# YOUR GOAL
Collect every line that includes the string "Người".

# RECORDS SHOWN
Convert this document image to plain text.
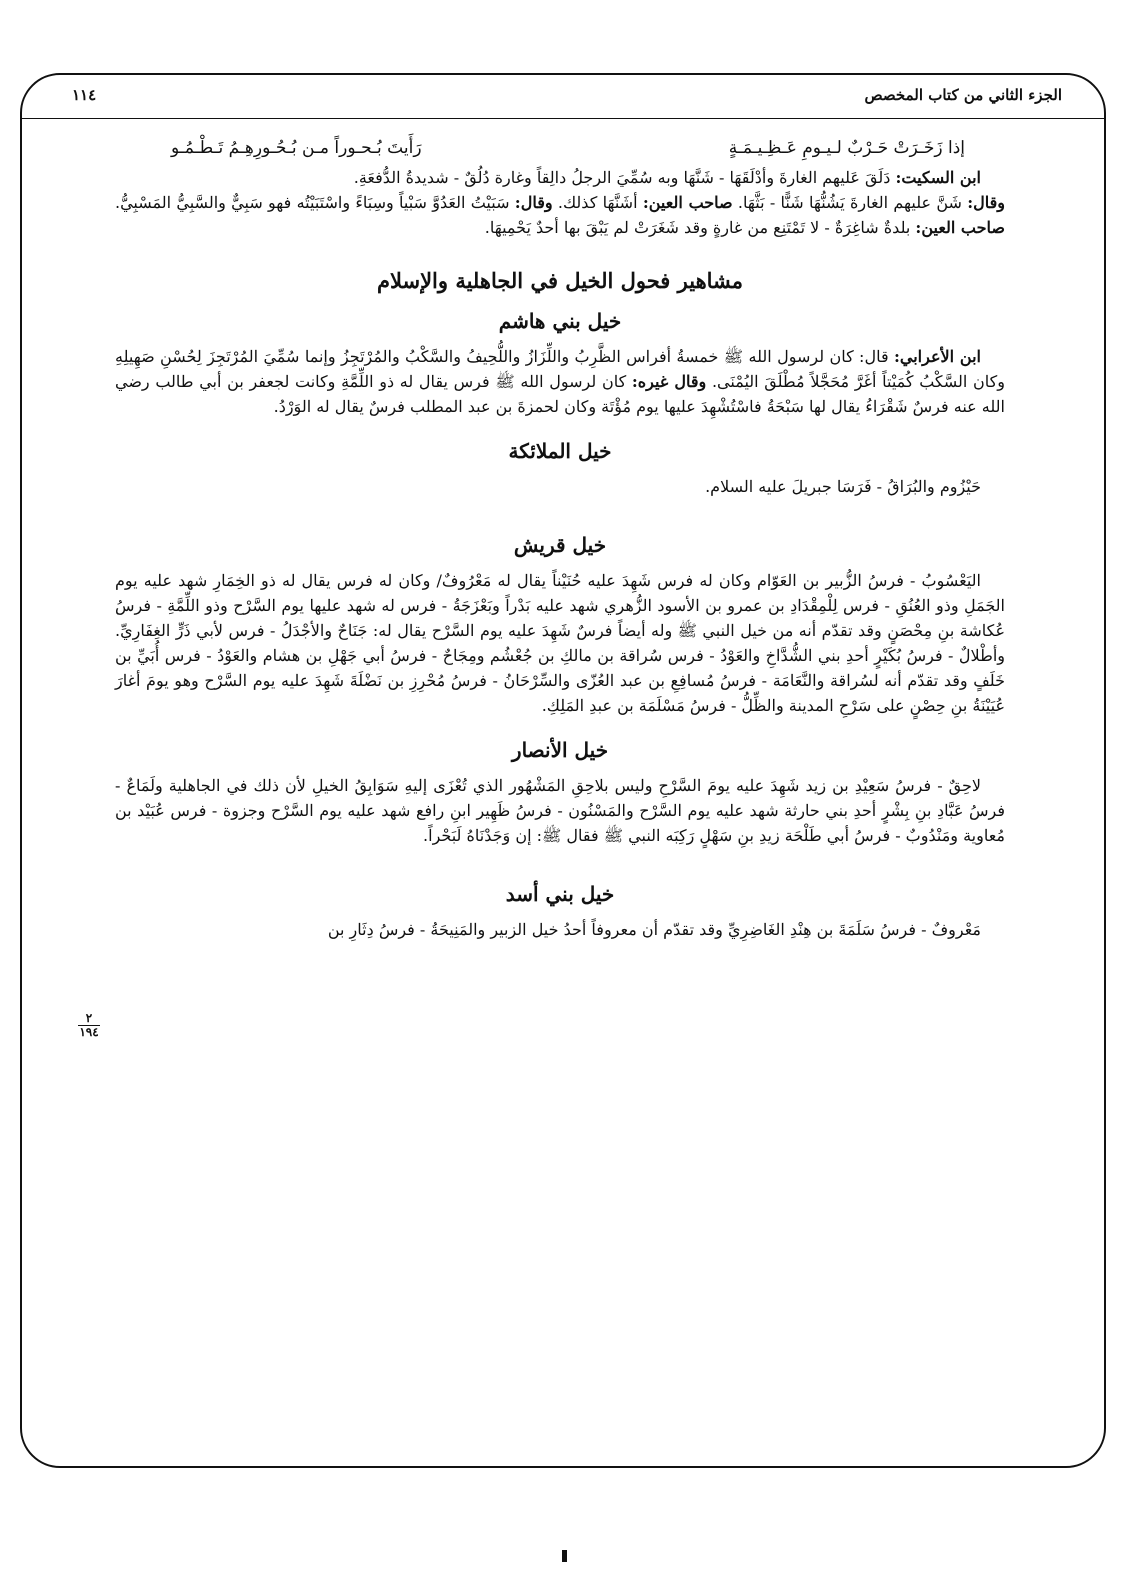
الجزء الثاني من كتاب المخصص
١١٤
٢
١٩٤
إذا زَخَـرَتْ حَـرْبٌ لـيـومِ عَـظِـيـمَـةٍ
رَأَيتَ بُـحـوراً مـن بُـحُـورِهِـمُ تَـطْـمُـو

ابن السكيت: دَلَقَ عَليهم الغارةَ وأدْلَقَهَا - شَنَّهَا وبه سُمِّيَ الرجلُ دالِقاً وغارة دُلُقٌ - شديدةُ الدُّفعَةِ.

وقال: شَنَّ عليهم الغارةَ يَشُنُّهَا شَنًّا - بَثَّهَا. صاحب العين: أشَنَّهَا كذلك. وقال: سَبَيْتُ العَدُوَّ سَبْياً وسِبَاءً واسْتَبَيْتُه فهو سَبِيٌّ والسَّبِيُّ المَسْبِيُّ. صاحب العين: بلدةٌ شاغِرَةٌ - لا تَمْتَنِع من غارةٍ وقد شَغَرَتْ لم يَبْقَ بها أحدٌ يَحْمِيهَا.

مشاهير فحول الخيل في الجاهلية والإسلام
خيل بني هاشم

ابن الأعرابي: قال: كان لرسول الله ﷺ خمسةُ أفراس الظَّرِبُ واللِّزَازُ واللُّحِيفُ والسَّكْبُ والمُرْتَجِزُ وإنما سُمِّيَ المُرْتَجِزَ لِحُسْنِ صَهِيلِهِ وكان السَّكْبُ كُمَيْتاً أغَرَّ مُحَجَّلاً مُطْلَقَ اليُمْنَى. وقال غيره: كان لرسول الله ﷺ فرس يقال له ذو اللِّمَّةِ وكانت لجعفر بن أبي طالب رضي الله عنه فرسٌ شَقْرَاءُ يقال لها سَبْحَةُ فاسْتُشْهِدَ عليها يوم مُؤْتَة وكان لحمزةَ بن عبد المطلب فرسٌ يقال له الوَرْدُ.

خيل الملائكة

حَيْزُوم والبُرَاقُ - فَرَسَا جبريلَ عليه السلام.

خيل قريش

اليَعْسُوبُ - فرسُ الزُّبير بن العَوّام وكان له فرس شَهِدَ عليه حُنَيْناً يقال له مَعْرُوفٌ/ وكان له فرس يقال له ذو الخِمَارِ شهد عليه يوم الجَمَلِ وذو العُنُقِ - فرس لِلْمِقْدَادِ بن عمرو بن الأسود الزُّهري شهد عليه بَدْراً وبَعْزَجَةُ - فرس له شهد عليها يوم السَّرْح وذو اللِّمَّةِ - فرسُ عُكاشة بنِ مِحْصَنٍ وقد تقدّم أنه من خيل النبي ﷺ وله أيضاً فرسٌ شَهِدَ عليه يوم السَّرْح يقال له: جَنَاحٌ والأجْدَلُ - فرس لأبي ذَرٍّ الغِفَارِيِّ. وأطْلالٌ - فرسُ بُكَيْرٍ أحدِ بني الشُّدَّاخِ والعَوْدُ - فرس سُراقة بن مالكِ بن جُعْشُم ومِجَاحٌ - فرسُ أبي جَهْلِ بن هشام والعَوْدُ - فرس أُبَيِّ بن خَلَفٍ وقد تقدّم أنه لسُراقة والنَّعَامَة - فرسُ مُسافِعِ بن عبد العُزّى والسِّرْحَانُ - فرسُ مُحْرِزِ بن نَضْلَةَ شَهِدَ عليه يوم السَّرْح وهو يومَ أغارَ عُيَيْنَةُ بنِ حِصْنٍ على سَرْحِ المدينة والظِّلُّ - فرسُ مَسْلَمَة بن عبدِ المَلِكِ.

خيل الأنصار

لاحِقٌ - فرسُ سَعِيْدِ بن زيد شَهِدَ عليه يومَ السَّرْحِ وليس بلاحِقِ المَشْهُور الذي تُعْزَى إليهِ سَوَابِقُ الخيلِ لأن ذلك في الجاهلية ولَمَاعٌ - فرسُ عَبَّادِ بنِ بِشْرٍ أحدِ بني حارثة شهد عليه يوم السَّرْح والمَسْنُون - فرسُ ظَهِير ابنِ رافع شهد عليه يوم السَّرْح وجزوة - فرس عُبَيْد بن مُعاوية ومَنْدُوبٌ - فرسُ أبي طَلْحَة زيدِ بنِ سَهْلٍ رَكِبَه النبي ﷺ فقال ﷺ: إن وَجَدْنَاهُ لَبَحْراً.

خيل بني أسد

مَعْروفٌ - فرسُ سَلَمَةَ بن هِنْدِ الغَاضِرِيِّ وقد تقدّم أن معروفاً أحدُ خيل الزبير والمَنِيحَةُ - فرسُ دِثَارِ بن
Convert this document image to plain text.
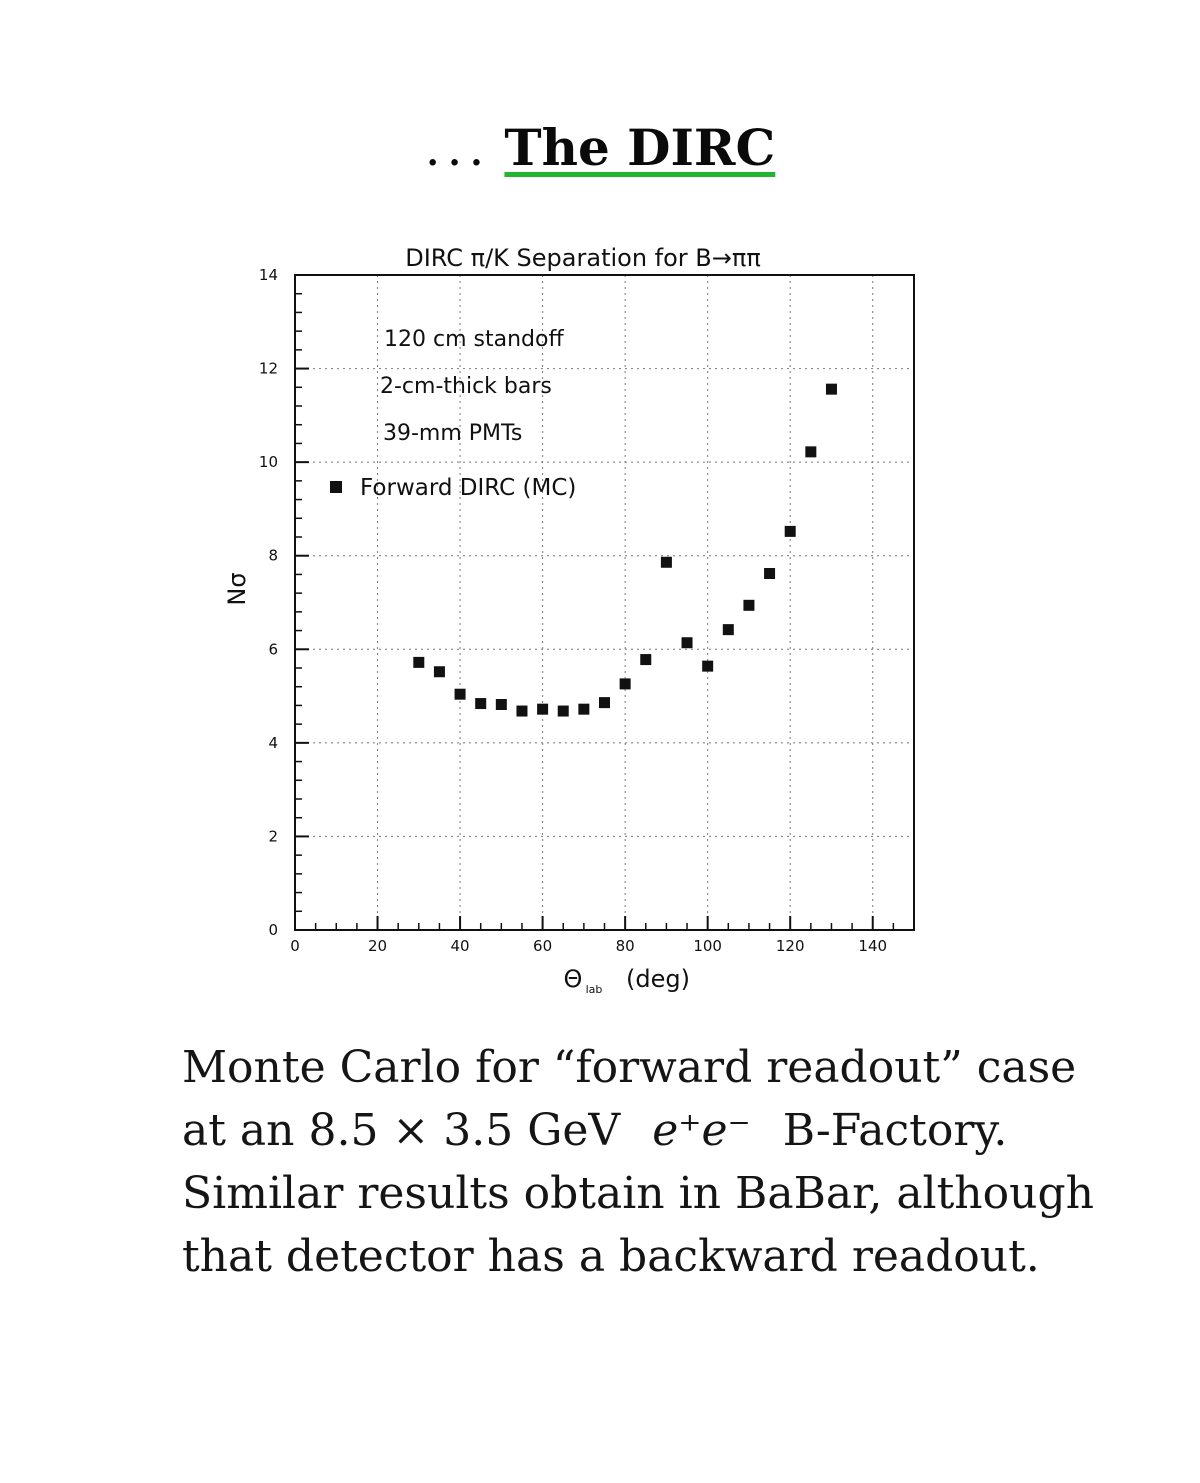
... The DIRC
0	20	40	60	80	100	120	140
0
2
4
6
8
10
12
14
DIRC π/K Separation for B→ππ
120 cm standoff
2-cm-thick bars
39-mm PMTs
Forward DIRC (MC)
Nσ
Θ lab (deg)
Monte Carlo for “forward readout” case
at an 8.5 × 3.5 GeV e⁺e⁻ B-Factory.
Similar results obtain in BaBar, although
that detector has a backward readout.
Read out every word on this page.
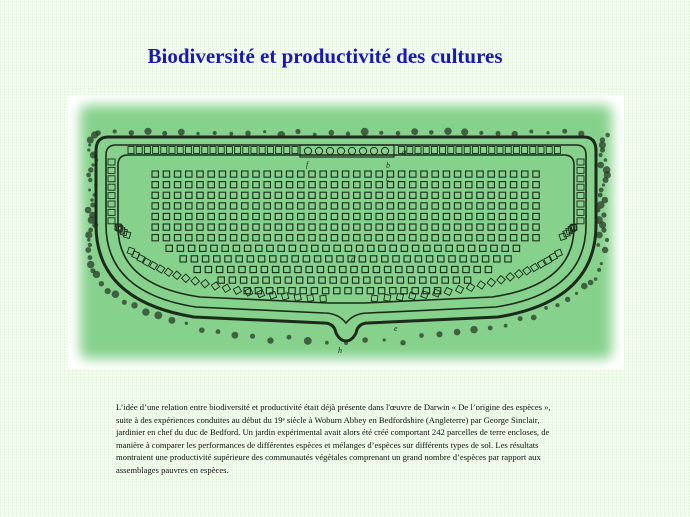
Biodiversité et productivité des cultures
a
b
c
d
e
f
h
L’idée d’une relation entre biodiversité et productivité était déjà présente dans l'œuvre de Darwin « De l’origine des espèces », suite à des expériences conduites au début du 19ᵉ siècle à Woburn Abbey en Bedfordshire (Angleterre) par George Sinclair, jardinier en chef du duc de Bedford. Un jardin expérimental avait alors été créé comportant 242 parcelles de terre encloses, de manière à comparer les performances de différentes espèces et mélanges d’espèces sur différents types de sol. Les résultats montraient une productivité supérieure des communautés végétales comprenant un grand nombre d’espèces par rapport aux assemblages pauvres en espèces.
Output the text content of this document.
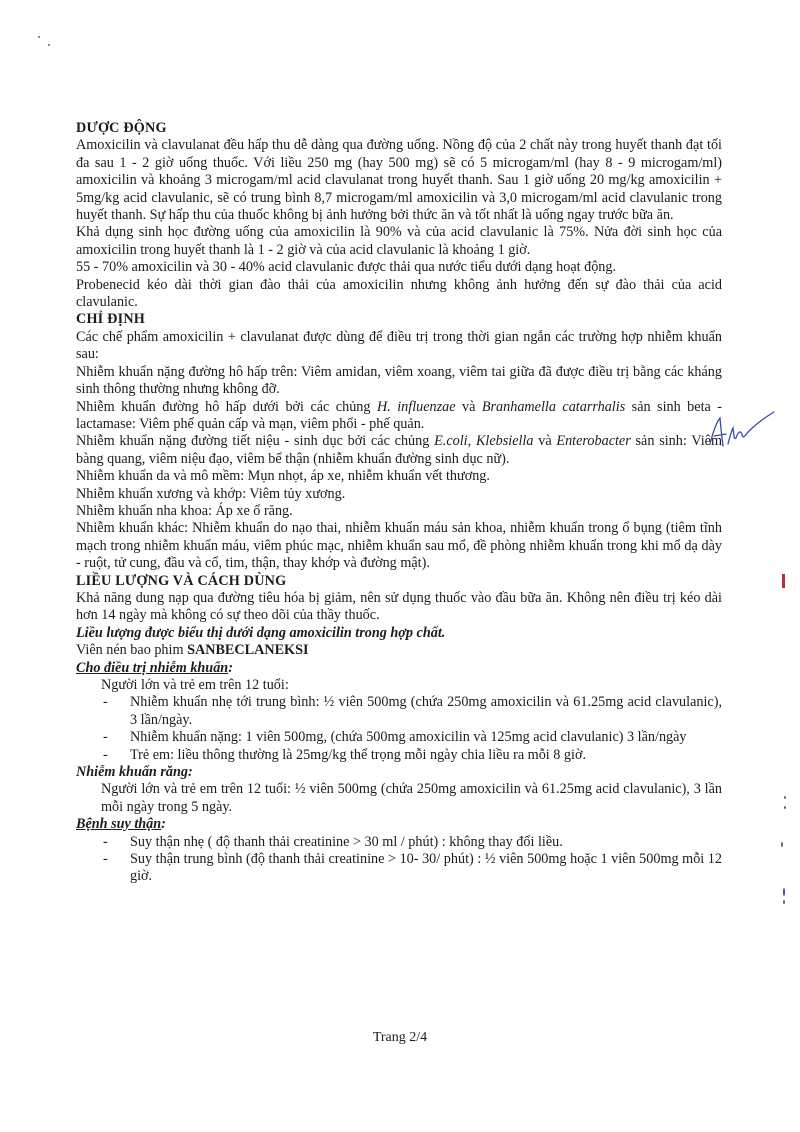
DƯỢC ĐỘNG

Amoxicilin và clavulanat đều hấp thu dễ dàng qua đường uống. Nồng độ của 2 chất này trong huyết thanh đạt tối đa sau 1 - 2 giờ uống thuốc. Với liều 250 mg (hay 500 mg) sẽ có 5 microgam/ml (hay 8 - 9 microgam/ml) amoxicilin và khoảng 3 microgam/ml acid clavulanat trong huyết thanh. Sau 1 giờ uống 20 mg/kg amoxicilin + 5mg/kg acid clavulanic, sẽ có trung bình 8,7 microgam/ml amoxicilin và 3,0 microgam/ml acid clavulanic trong huyết thanh. Sự hấp thu của thuốc không bị ảnh hưởng bởi thức ăn và tốt nhất là uống ngay trước bữa ăn.

Khả dụng sinh học đường uống của amoxicilin là 90% và của acid clavulanic là 75%. Nửa đời sinh học của amoxicilin trong huyết thanh là 1 - 2 giờ và của acid clavulanic là khoảng 1 giờ.

55 - 70% amoxicilin và 30 - 40% acid clavulanic được thải qua nước tiểu dưới dạng hoạt động.

Probenecid kéo dài thời gian đào thải của amoxicilin nhưng không ảnh hưởng đến sự đào thải của acid clavulanic.

CHỈ ĐỊNH

Các chế phẩm amoxicilin + clavulanat được dùng để điều trị trong thời gian ngắn các trường hợp nhiễm khuẩn sau:

Nhiễm khuẩn nặng đường hô hấp trên: Viêm amidan, viêm xoang, viêm tai giữa đã được điều trị bằng các kháng sinh thông thường nhưng không đỡ.

Nhiễm khuẩn đường hô hấp dưới bởi các chủng H. influenzae và Branhamella catarrhalis sản sinh beta - lactamase: Viêm phế quản cấp và mạn, viêm phổi - phế quản.

Nhiễm khuẩn nặng đường tiết niệu - sinh dục bởi các chủng E.coli, Klebsiella và Enterobacter sản sinh: Viêm bàng quang, viêm niệu đạo, viêm bể thận (nhiễm khuẩn đường sinh dục nữ).

Nhiễm khuẩn da và mô mềm: Mụn nhọt, áp xe, nhiễm khuẩn vết thương.

Nhiễm khuẩn xương và khớp: Viêm tủy xương.

Nhiễm khuẩn nha khoa: Áp xe ổ răng.

Nhiễm khuẩn khác: Nhiễm khuẩn do nạo thai, nhiễm khuẩn máu sản khoa, nhiễm khuẩn trong ổ bụng (tiêm tĩnh mạch trong nhiễm khuẩn máu, viêm phúc mạc, nhiễm khuẩn sau mổ, đề phòng nhiễm khuẩn trong khi mổ dạ dày - ruột, tử cung, đầu và cổ, tim, thận, thay khớp và đường mật).

LIỀU LƯỢNG VÀ CÁCH DÙNG

Khả năng dung nạp qua đường tiêu hóa bị giảm, nên sử dụng thuốc vào đầu bữa ăn. Không nên điều trị kéo dài hơn 14 ngày mà không có sự theo dõi của thầy thuốc.

Liều lượng được biểu thị dưới dạng amoxicilin trong hợp chất.

Viên nén bao phim SANBECLANEKSI

Cho điều trị nhiễm khuẩn:

Người lớn và trẻ em trên 12 tuổi:

- Nhiễm khuẩn nhẹ tới trung bình: ½ viên 500mg (chứa 250mg amoxicilin và 61.25mg acid clavulanic), 3 lần/ngày.
- Nhiễm khuẩn nặng: 1 viên 500mg, (chứa 500mg amoxicilin và 125mg acid clavulanic) 3 lần/ngày
- Trẻ em: liều thông thường là 25mg/kg thể trọng mỗi ngày chia liều ra mỗi 8 giờ.

Nhiễm khuẩn răng:

Người lớn và trẻ em trên 12 tuổi: ½ viên 500mg (chứa 250mg amoxicilin và 61.25mg acid clavulanic), 3 lần mỗi ngày trong 5 ngày.

Bệnh suy thận:

- Suy thận nhẹ ( độ thanh thải creatinine > 30 ml / phút) : không thay đổi liều.
- Suy thận trung bình (độ thanh thải creatinine > 10- 30/ phút) : ½ viên 500mg hoặc 1 viên 500mg mỗi 12 giờ.
Trang 2/4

# COMPLETE OUTPUT
Người lớn và trẻ em trên 12 tuổi:
Người lớn và trẻ em trên 12 tuổi: ½ viên 500mg (chứa 250mg amoxicilin và 61.25mg acid clavulanic), 3 lần mỗi ngày trong 5 ngày.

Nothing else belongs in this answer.